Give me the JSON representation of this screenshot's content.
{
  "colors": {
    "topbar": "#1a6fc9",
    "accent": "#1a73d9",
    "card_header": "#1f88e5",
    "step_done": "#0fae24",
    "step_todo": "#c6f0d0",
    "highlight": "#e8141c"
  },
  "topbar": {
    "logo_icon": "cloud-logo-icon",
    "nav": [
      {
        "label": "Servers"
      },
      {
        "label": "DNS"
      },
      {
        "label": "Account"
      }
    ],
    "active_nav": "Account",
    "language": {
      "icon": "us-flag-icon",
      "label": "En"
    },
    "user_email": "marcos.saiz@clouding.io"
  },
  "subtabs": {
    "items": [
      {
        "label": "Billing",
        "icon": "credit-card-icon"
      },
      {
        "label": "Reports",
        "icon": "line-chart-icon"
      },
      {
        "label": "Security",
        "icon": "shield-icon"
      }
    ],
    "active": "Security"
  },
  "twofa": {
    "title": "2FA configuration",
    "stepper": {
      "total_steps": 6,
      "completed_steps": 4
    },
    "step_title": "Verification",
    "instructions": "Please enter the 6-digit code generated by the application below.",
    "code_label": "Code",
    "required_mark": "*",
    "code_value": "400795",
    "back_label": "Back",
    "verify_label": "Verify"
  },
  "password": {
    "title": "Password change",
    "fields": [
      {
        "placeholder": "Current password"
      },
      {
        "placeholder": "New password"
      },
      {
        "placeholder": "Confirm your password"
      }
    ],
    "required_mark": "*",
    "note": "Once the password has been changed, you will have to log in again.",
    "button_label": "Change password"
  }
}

────────────────

▸ **What is being asked**
Return all of the entries word for word.

▸ **Solution to this task**
Give me the JSON representation of this screenshot's content.
{
  "colors": {
    "topbar": "#1a6fc9",
    "accent": "#1a73d9",
    "card_header": "#1f88e5",
    "step_done": "#0fae24",
    "step_todo": "#c6f0d0",
    "highlight": "#e8141c"
  },
  "topbar": {
    "logo_icon": "cloud-logo-icon",
    "nav": [
      {
        "label": "Servers"
      },
      {
        "label": "DNS"
      },
      {
        "label": "Account"
      }
    ],
    "active_nav": "Account",
    "language": {
      "icon": "us-flag-icon",
      "label": "En"
    },
    "user_email": "marcos.saiz@clouding.io"
  },
  "subtabs": {
    "items": [
      {
        "label": "Billing",
        "icon": "credit-card-icon"
      },
      {
        "label": "Reports",
        "icon": "line-chart-icon"
      },
      {
        "label": "Security",
        "icon": "shield-icon"
      }
    ],
    "active": "Security"
  },
  "twofa": {
    "title": "2FA configuration",
    "stepper": {
      "total_steps": 6,
      "completed_steps": 4
    },
    "step_title": "Verification",
    "instructions": "Please enter the 6-digit code generated by the application below.",
    "code_label": "Code",
    "required_mark": "*",
    "code_value": "400795",
    "back_label": "Back",
    "verify_label": "Verify"
  },
  "password": {
    "title": "Password change",
    "fields": [
      {
        "placeholder": "Current password"
      },
      {
        "placeholder": "New password"
      },
      {
        "placeholder": "Confirm your password"
      }
    ],
    "required_mark": "*",
    "note": "Once the password has been changed, you will have to log in again.",
    "button_label": "Change password"
  }
}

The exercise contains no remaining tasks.